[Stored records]
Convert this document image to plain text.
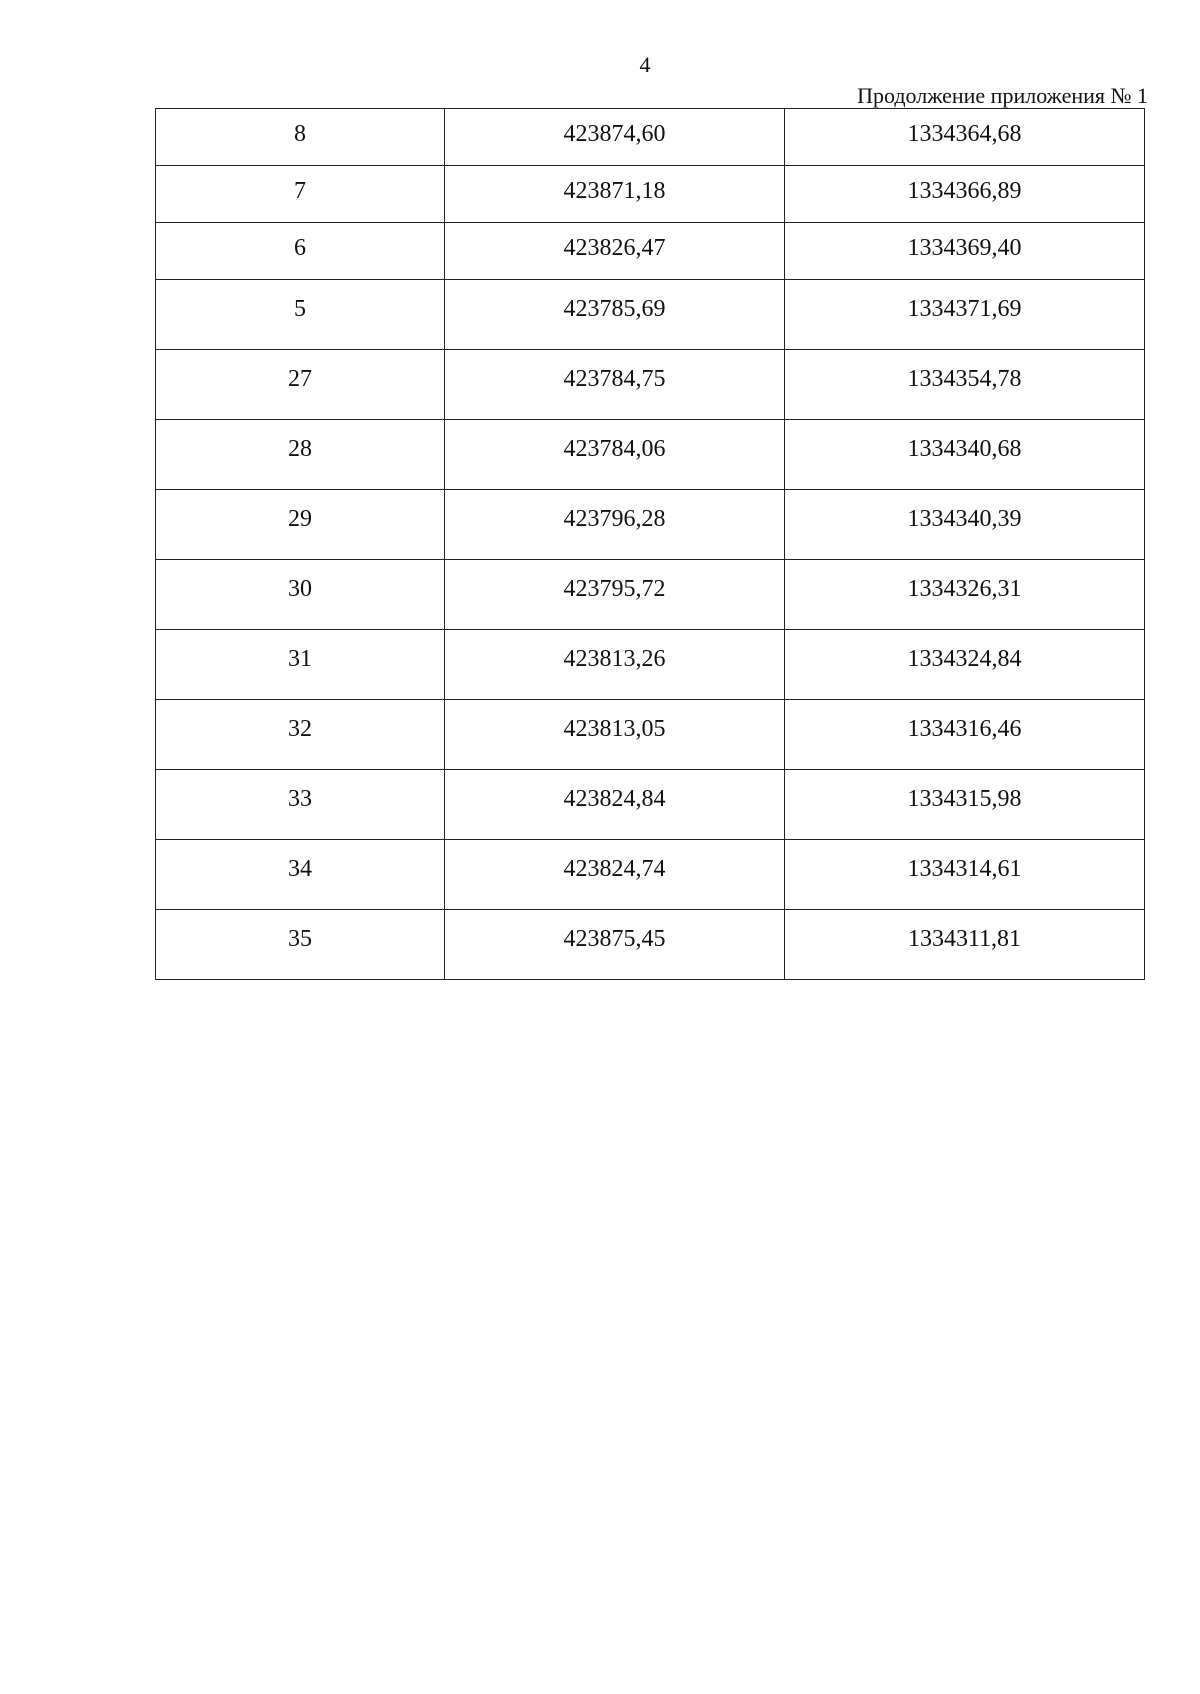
4
Продолжение приложения № 1
8	423874,60	1334364,68
7	423871,18	1334366,89
6	423826,47	1334369,40
5	423785,69	1334371,69
27	423784,75	1334354,78
28	423784,06	1334340,68
29	423796,28	1334340,39
30	423795,72	1334326,31
31	423813,26	1334324,84
32	423813,05	1334316,46
33	423824,84	1334315,98
34	423824,74	1334314,61
35	423875,45	1334311,81
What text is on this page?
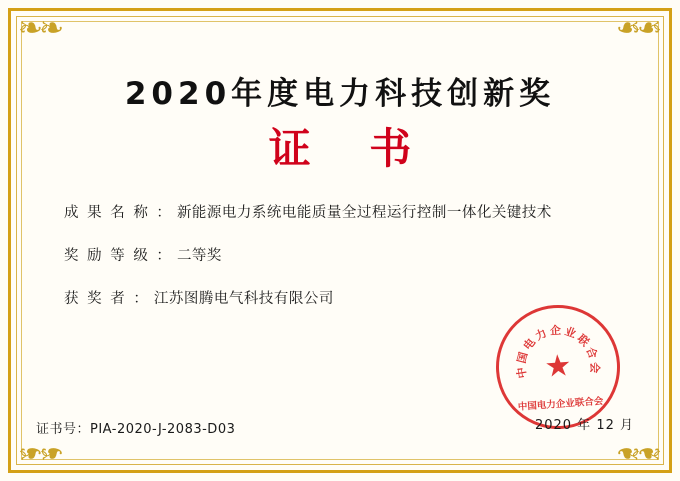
❧❧	❧❧
❧❧	❧❧
2020年度电力科技创新奖
证 书
成 果 名 称 ： 新能源电力系统电能质量全过程运行控制一体化关键技术
奖 励 等 级 ： 二等奖
获 奖 者 ： 江苏图腾电气科技有限公司
中
国
电
力 企 业
联
合
会
★
中国电力企业联合会
2020 年 12 月
证书号：PIA-2020-J-2083-D03
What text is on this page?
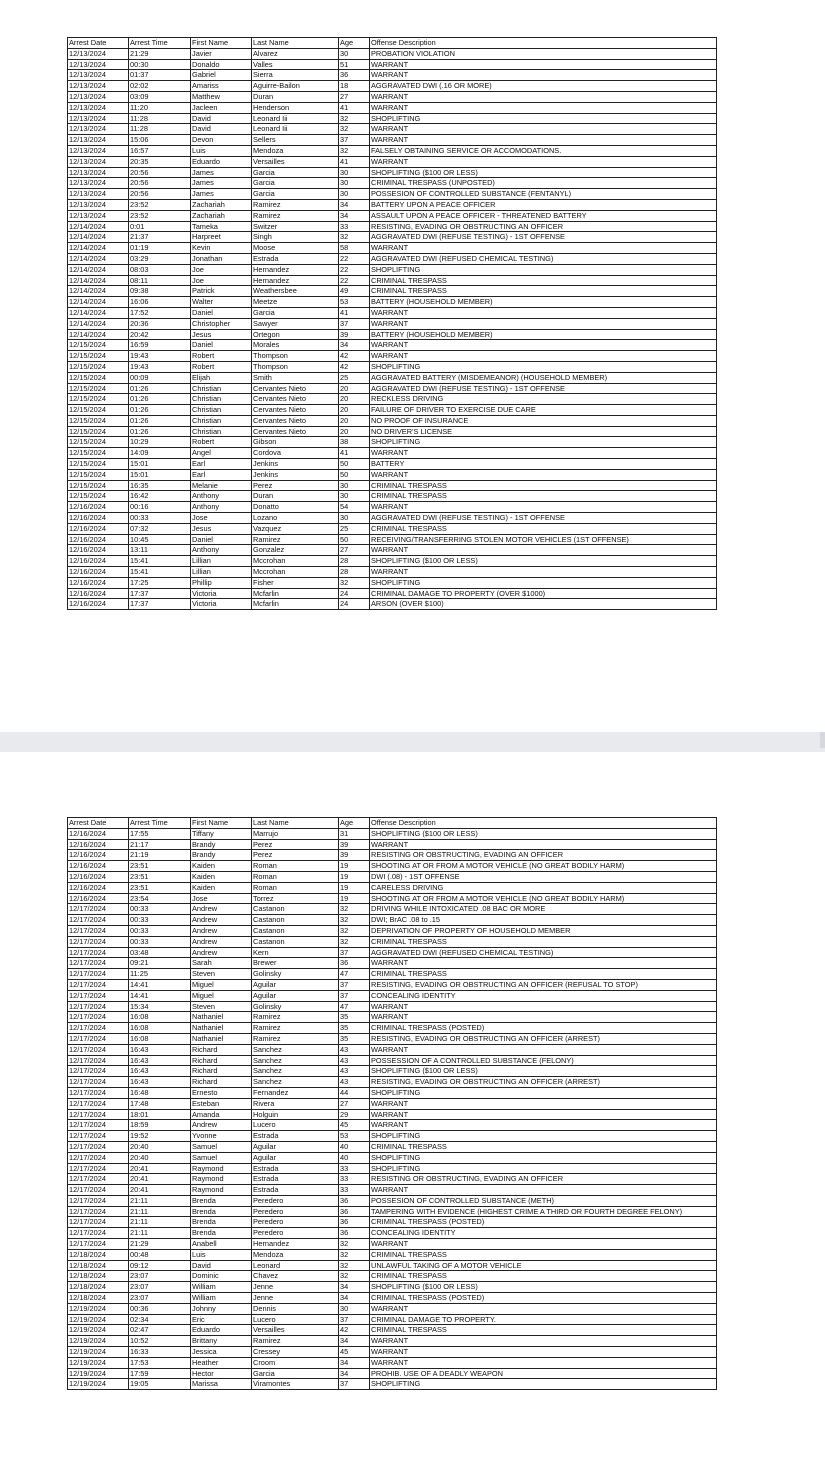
Arrest Date	Arrest Time	First Name	Last Name	Age	Offense Description
12/13/2024	21:29	Javier	Alvarez	30	PROBATION VIOLATION
12/13/2024	00:30	Donaldo	Valles	51	WARRANT
12/13/2024	01:37	Gabriel	Sierra	36	WARRANT
12/13/2024	02:02	Amariss	Aguirre-Bailon	18	AGGRAVATED DWI (.16 OR MORE)
12/13/2024	03:09	Matthew	Duran	27	WARRANT
12/13/2024	11:20	Jacleen	Henderson	41	WARRANT
12/13/2024	11:28	David	Leonard Iii	32	SHOPLIFTING
12/13/2024	11:28	David	Leonard Iii	32	WARRANT
12/13/2024	15:06	Devon	Sellers	37	WARRANT
12/13/2024	16:57	Luis	Mendoza	32	FALSELY OBTAINING SERVICE OR ACCOMODATIONS.
12/13/2024	20:35	Eduardo	Versailles	41	WARRANT
12/13/2024	20:56	James	Garcia	30	SHOPLIFTING ($100 OR LESS)
12/13/2024	20:56	James	Garcia	30	CRIMINAL TRESPASS (UNPOSTED)
12/13/2024	20:56	James	Garcia	30	POSSESION OF CONTROLLED SUBSTANCE (FENTANYL)
12/13/2024	23:52	Zachariah	Ramirez	34	BATTERY UPON A PEACE OFFICER
12/13/2024	23:52	Zachariah	Ramirez	34	ASSAULT UPON A PEACE OFFICER - THREATENED BATTERY
12/14/2024	0:01	Tameka	Switzer	33	RESISTING, EVADING OR OBSTRUCTING AN OFFICER
12/14/2024	21:37	Harpreet	Singh	32	AGGRAVATED DWI (REFUSE TESTING) - 1ST OFFENSE
12/14/2024	01:19	Kevin	Moose	58	WARRANT
12/14/2024	03:29	Jonathan	Estrada	22	AGGRAVATED DWI (REFUSED CHEMICAL TESTING)
12/14/2024	08:03	Joe	Hernandez	22	SHOPLIFTING
12/14/2024	08:11	Joe	Hernandez	22	CRIMINAL TRESPASS
12/14/2024	09:38	Patrick	Weathersbee	49	CRIMINAL TRESPASS
12/14/2024	16:06	Walter	Meetze	53	BATTERY (HOUSEHOLD MEMBER)
12/14/2024	17:52	Daniel	Garcia	41	WARRANT
12/14/2024	20:36	Christopher	Sawyer	37	WARRANT
12/14/2024	20:42	Jesus	Ortegon	39	BATTERY (HOUSEHOLD MEMBER)
12/15/2024	16:59	Daniel	Morales	34	WARRANT
12/15/2024	19:43	Robert	Thompson	42	WARRANT
12/15/2024	19:43	Robert	Thompson	42	SHOPLIFTING
12/15/2024	00:09	Elijah	Smith	25	AGGRAVATED BATTERY (MISDEMEANOR) (HOUSEHOLD MEMBER)
12/15/2024	01:26	Christian	Cervantes Nieto	20	AGGRAVATED DWI (REFUSE TESTING) - 1ST OFFENSE
12/15/2024	01:26	Christian	Cervantes Nieto	20	RECKLESS DRIVING
12/15/2024	01:26	Christian	Cervantes Nieto	20	FAILURE OF DRIVER TO EXERCISE DUE CARE
12/15/2024	01:26	Christian	Cervantes Nieto	20	NO PROOF OF INSURANCE
12/15/2024	01:26	Christian	Cervantes Nieto	20	NO DRIVER'S LICENSE
12/15/2024	10:29	Robert	Gibson	38	SHOPLIFTING
12/15/2024	14:09	Angel	Cordova	41	WARRANT
12/15/2024	15:01	Earl	Jenkins	50	BATTERY
12/15/2024	15:01	Earl	Jenkins	50	WARRANT
12/15/2024	16:35	Melanie	Perez	30	CRIMINAL TRESPASS
12/15/2024	16:42	Anthony	Duran	30	CRIMINAL TRESPASS
12/16/2024	00:16	Anthony	Donatto	54	WARRANT
12/16/2024	00:33	Jose	Lozano	30	AGGRAVATED DWI (REFUSE TESTING) - 1ST OFFENSE
12/16/2024	07:32	Jesus	Vazquez	25	CRIMINAL TRESPASS
12/16/2024	10:45	Daniel	Ramirez	50	RECEIVING/TRANSFERRING STOLEN MOTOR VEHICLES (1ST OFFENSE)
12/16/2024	13:11	Anthony	Gonzalez	27	WARRANT
12/16/2024	15:41	Lillian	Mccrohan	28	SHOPLIFTING ($100 OR LESS)
12/16/2024	15:41	Lillian	Mccrohan	28	WARRANT
12/16/2024	17:25	Phillip	Fisher	32	SHOPLIFTING
12/16/2024	17:37	Victoria	Mcfarlin	24	CRIMINAL DAMAGE TO PROPERTY (OVER $1000)
12/16/2024	17:37	Victoria	Mcfarlin	24	ARSON (OVER $100)
Arrest Date	Arrest Time	First Name	Last Name	Age	Offense Description
12/16/2024	17:55	Tiffany	Marrujo	31	SHOPLIFTING ($100 OR LESS)
12/16/2024	21:17	Brandy	Perez	39	WARRANT
12/16/2024	21:19	Brandy	Perez	39	RESISTING OR OBSTRUCTING, EVADING AN OFFICER
12/16/2024	23:51	Kaiden	Roman	19	SHOOTING AT OR FROM A MOTOR VEHICLE (NO GREAT BODILY HARM)
12/16/2024	23:51	Kaiden	Roman	19	DWI (.08) - 1ST OFFENSE
12/16/2024	23:51	Kaiden	Roman	19	CARELESS DRIVING
12/16/2024	23:54	Jose	Torrez	19	SHOOTING AT OR FROM A MOTOR VEHICLE (NO GREAT BODILY HARM)
12/17/2024	00:33	Andrew	Castanon	32	DRIVING WHILE INTOXICATED .08 BAC OR MORE
12/17/2024	00:33	Andrew	Castanon	32	DWI; BrAC .08 to .15
12/17/2024	00:33	Andrew	Castanon	32	DEPRIVATION OF PROPERTY OF HOUSEHOLD MEMBER
12/17/2024	00:33	Andrew	Castanon	32	CRIMINAL TRESPASS
12/17/2024	03:48	Andrew	Kern	37	AGGRAVATED DWI (REFUSED CHEMICAL TESTING)
12/17/2024	09:21	Sarah	Brewer	36	WARRANT
12/17/2024	11:25	Steven	Golinsky	47	CRIMINAL TRESPASS
12/17/2024	14:41	Miguel	Aguilar	37	RESISTING, EVADING OR OBSTRUCTING AN OFFICER (REFUSAL TO STOP)
12/17/2024	14:41	Miguel	Aguilar	37	CONCEALING IDENTITY
12/17/2024	15:34	Steven	Golinsky	47	WARRANT
12/17/2024	16:08	Nathaniel	Ramirez	35	WARRANT
12/17/2024	16:08	Nathaniel	Ramirez	35	CRIMINAL TRESPASS (POSTED)
12/17/2024	16:08	Nathaniel	Ramirez	35	RESISTING, EVADING OR OBSTRUCTING AN OFFICER (ARREST)
12/17/2024	16:43	Richard	Sanchez	43	WARRANT
12/17/2024	16:43	Richard	Sanchez	43	POSSESSION OF A CONTROLLED SUBSTANCE (FELONY)
12/17/2024	16:43	Richard	Sanchez	43	SHOPLIFTING ($100 OR LESS)
12/17/2024	16:43	Richard	Sanchez	43	RESISTING, EVADING OR OBSTRUCTING AN OFFICER (ARREST)
12/17/2024	16:48	Ernesto	Fernandez	44	SHOPLIFTING
12/17/2024	17:48	Esteban	Rivera	27	WARRANT
12/17/2024	18:01	Amanda	Holguin	29	WARRANT
12/17/2024	18:59	Andrew	Lucero	45	WARRANT
12/17/2024	19:52	Yvonne	Estrada	53	SHOPLIFTING
12/17/2024	20:40	Samuel	Aguilar	40	CRIMINAL TRESPASS
12/17/2024	20:40	Samuel	Aguilar	40	SHOPLIFTING
12/17/2024	20:41	Raymond	Estrada	33	SHOPLIFTING
12/17/2024	20:41	Raymond	Estrada	33	RESISTING OR OBSTRUCTING, EVADING AN OFFICER
12/17/2024	20:41	Raymond	Estrada	33	WARRANT
12/17/2024	21:11	Brenda	Peredero	36	POSSESION OF CONTROLLED SUBSTANCE (METH)
12/17/2024	21:11	Brenda	Peredero	36	TAMPERING WITH EVIDENCE (HIGHEST CRIME A THIRD OR FOURTH DEGREE FELONY)
12/17/2024	21:11	Brenda	Peredero	36	CRIMINAL TRESPASS (POSTED)
12/17/2024	21:11	Brenda	Peredero	36	CONCEALING IDENTITY
12/17/2024	21:29	Anabell	Hernandez	32	WARRANT
12/18/2024	00:48	Luis	Mendoza	32	CRIMINAL TRESPASS
12/18/2024	09:12	David	Leonard	32	UNLAWFUL TAKING OF A MOTOR VEHICLE
12/18/2024	23:07	Dominic	Chavez	32	CRIMINAL TRESPASS
12/18/2024	23:07	William	Jenne	34	SHOPLIFTING ($100 OR LESS)
12/18/2024	23:07	William	Jenne	34	CRIMINAL TRESPASS (POSTED)
12/19/2024	00:36	Johnny	Dennis	30	WARRANT
12/19/2024	02:34	Eric	Lucero	37	CRIMINAL DAMAGE TO PROPERTY.
12/19/2024	02:47	Eduardo	Versailles	42	CRIMINAL TRESPASS
12/19/2024	10:52	Brittany	Ramirez	34	WARRANT
12/19/2024	16:33	Jessica	Cressey	45	WARRANT
12/19/2024	17:53	Heather	Croom	34	WARRANT
12/19/2024	17:59	Hector	Garcia	34	PROHIB. USE OF A DEADLY WEAPON
12/19/2024	19:05	Marissa	Viramontes	37	SHOPLIFTING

▶ [Instructions for the task]
In the lines above, find each one with "OBSTRUCTING" and list it.

▶ [Worked answer]
12/14/2024	0:01	Tameka	Switzer	33	RESISTING, EVADING OR OBSTRUCTING AN OFFICER
12/16/2024	21:19	Brandy	Perez	39	RESISTING OR OBSTRUCTING, EVADING AN OFFICER
12/17/2024	14:41	Miguel	Aguilar	37	RESISTING, EVADING OR OBSTRUCTING AN OFFICER (REFUSAL TO STOP)
12/17/2024	16:08	Nathaniel	Ramirez	35	RESISTING, EVADING OR OBSTRUCTING AN OFFICER (ARREST)
12/17/2024	16:43	Richard	Sanchez	43	RESISTING, EVADING OR OBSTRUCTING AN OFFICER (ARREST)
12/17/2024	20:41	Raymond	Estrada	33	RESISTING OR OBSTRUCTING, EVADING AN OFFICER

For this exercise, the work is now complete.